§ **Material supplied**
● ● ● ● ●
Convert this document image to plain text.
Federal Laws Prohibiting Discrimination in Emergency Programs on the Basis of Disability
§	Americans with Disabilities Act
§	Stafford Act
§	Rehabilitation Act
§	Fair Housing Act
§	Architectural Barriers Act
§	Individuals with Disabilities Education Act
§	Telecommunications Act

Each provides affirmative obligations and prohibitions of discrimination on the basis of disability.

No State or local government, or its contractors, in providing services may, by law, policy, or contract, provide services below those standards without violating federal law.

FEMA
● ● ● ● ●
Scan the data above; copy every line where "Disabilities" appears.

§	Americans with Disabilities Act
§	Individuals with Disabilities Education Act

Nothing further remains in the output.